> EXERCISE
State the number of lines that include the string "content", and write nothing else.

— START —

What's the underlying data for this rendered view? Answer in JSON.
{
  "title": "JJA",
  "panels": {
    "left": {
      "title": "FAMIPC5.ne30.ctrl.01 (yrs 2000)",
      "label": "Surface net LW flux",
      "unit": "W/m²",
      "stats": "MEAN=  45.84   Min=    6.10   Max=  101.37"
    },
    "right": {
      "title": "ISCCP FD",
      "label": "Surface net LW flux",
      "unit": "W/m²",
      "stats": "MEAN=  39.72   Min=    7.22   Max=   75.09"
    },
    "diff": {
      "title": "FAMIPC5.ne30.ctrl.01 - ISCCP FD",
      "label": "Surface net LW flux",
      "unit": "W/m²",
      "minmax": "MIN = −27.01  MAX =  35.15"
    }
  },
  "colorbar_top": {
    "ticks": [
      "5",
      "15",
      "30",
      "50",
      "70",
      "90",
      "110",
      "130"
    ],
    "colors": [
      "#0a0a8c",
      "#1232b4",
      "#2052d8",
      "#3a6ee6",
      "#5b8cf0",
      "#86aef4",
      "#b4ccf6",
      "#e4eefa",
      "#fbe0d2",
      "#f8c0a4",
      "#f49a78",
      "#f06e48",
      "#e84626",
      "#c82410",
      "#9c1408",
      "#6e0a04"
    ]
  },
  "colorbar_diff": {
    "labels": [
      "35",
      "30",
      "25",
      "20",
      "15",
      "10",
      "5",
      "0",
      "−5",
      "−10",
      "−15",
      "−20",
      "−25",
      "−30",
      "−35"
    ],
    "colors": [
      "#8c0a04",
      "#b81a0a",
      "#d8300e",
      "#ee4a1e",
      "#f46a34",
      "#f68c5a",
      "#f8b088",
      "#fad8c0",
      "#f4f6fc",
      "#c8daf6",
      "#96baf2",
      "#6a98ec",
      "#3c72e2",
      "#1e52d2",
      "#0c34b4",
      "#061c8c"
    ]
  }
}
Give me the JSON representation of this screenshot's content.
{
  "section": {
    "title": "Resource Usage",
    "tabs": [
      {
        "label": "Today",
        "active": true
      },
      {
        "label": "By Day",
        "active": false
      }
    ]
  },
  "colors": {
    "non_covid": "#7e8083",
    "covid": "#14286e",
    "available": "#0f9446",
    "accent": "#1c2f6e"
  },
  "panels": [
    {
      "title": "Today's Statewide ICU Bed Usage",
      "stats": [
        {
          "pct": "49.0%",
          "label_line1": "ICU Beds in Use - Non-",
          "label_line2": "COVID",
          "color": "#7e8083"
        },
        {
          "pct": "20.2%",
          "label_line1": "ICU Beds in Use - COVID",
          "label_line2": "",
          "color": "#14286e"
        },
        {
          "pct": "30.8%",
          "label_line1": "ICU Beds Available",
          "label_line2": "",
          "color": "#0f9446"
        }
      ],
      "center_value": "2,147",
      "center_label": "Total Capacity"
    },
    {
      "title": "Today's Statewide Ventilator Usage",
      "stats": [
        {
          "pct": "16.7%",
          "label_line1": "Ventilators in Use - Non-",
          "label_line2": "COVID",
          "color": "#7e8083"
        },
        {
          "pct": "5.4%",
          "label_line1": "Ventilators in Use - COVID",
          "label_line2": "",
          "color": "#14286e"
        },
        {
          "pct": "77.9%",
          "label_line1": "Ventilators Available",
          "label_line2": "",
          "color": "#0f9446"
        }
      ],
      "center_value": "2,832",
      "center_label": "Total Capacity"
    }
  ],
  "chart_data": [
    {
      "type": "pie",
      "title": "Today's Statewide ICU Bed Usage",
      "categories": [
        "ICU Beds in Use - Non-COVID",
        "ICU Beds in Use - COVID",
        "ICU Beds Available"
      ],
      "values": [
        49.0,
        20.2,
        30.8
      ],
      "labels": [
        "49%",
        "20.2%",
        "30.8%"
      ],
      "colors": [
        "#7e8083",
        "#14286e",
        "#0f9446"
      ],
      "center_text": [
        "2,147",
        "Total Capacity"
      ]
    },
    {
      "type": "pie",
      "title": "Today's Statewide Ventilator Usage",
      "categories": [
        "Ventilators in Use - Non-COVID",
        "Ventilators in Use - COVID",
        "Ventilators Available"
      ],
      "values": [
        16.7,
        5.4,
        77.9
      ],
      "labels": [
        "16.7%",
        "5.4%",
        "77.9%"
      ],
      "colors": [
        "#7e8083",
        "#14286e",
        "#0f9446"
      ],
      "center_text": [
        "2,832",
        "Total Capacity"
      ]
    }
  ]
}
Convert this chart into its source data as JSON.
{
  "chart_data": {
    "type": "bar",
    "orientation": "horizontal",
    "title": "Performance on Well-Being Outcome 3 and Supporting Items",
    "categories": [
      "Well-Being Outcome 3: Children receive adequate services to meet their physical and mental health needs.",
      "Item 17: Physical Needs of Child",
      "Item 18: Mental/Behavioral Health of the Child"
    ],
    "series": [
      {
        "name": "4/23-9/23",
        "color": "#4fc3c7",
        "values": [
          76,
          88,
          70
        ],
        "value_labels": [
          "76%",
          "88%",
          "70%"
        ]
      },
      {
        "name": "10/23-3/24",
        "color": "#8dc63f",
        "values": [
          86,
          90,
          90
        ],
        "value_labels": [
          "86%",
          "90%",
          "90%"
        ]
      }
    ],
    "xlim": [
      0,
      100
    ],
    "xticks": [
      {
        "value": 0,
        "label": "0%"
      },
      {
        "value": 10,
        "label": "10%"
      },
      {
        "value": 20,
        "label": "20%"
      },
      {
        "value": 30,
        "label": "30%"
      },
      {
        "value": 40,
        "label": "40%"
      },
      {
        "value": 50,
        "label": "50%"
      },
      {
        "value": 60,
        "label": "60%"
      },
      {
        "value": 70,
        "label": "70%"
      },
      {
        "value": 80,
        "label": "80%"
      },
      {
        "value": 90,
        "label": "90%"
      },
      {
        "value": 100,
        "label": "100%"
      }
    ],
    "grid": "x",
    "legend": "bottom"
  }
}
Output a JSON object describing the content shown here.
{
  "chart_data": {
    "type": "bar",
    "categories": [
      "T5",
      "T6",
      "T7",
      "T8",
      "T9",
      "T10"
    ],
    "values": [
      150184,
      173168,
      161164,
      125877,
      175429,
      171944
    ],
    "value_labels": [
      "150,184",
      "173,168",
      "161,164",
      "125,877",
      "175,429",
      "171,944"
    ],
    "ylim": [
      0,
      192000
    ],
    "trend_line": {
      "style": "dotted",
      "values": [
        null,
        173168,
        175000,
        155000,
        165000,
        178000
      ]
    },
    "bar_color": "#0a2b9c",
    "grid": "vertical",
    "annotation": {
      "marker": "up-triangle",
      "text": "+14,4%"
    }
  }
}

— END —

> SOLUTION FOR THIS PROBLEM
2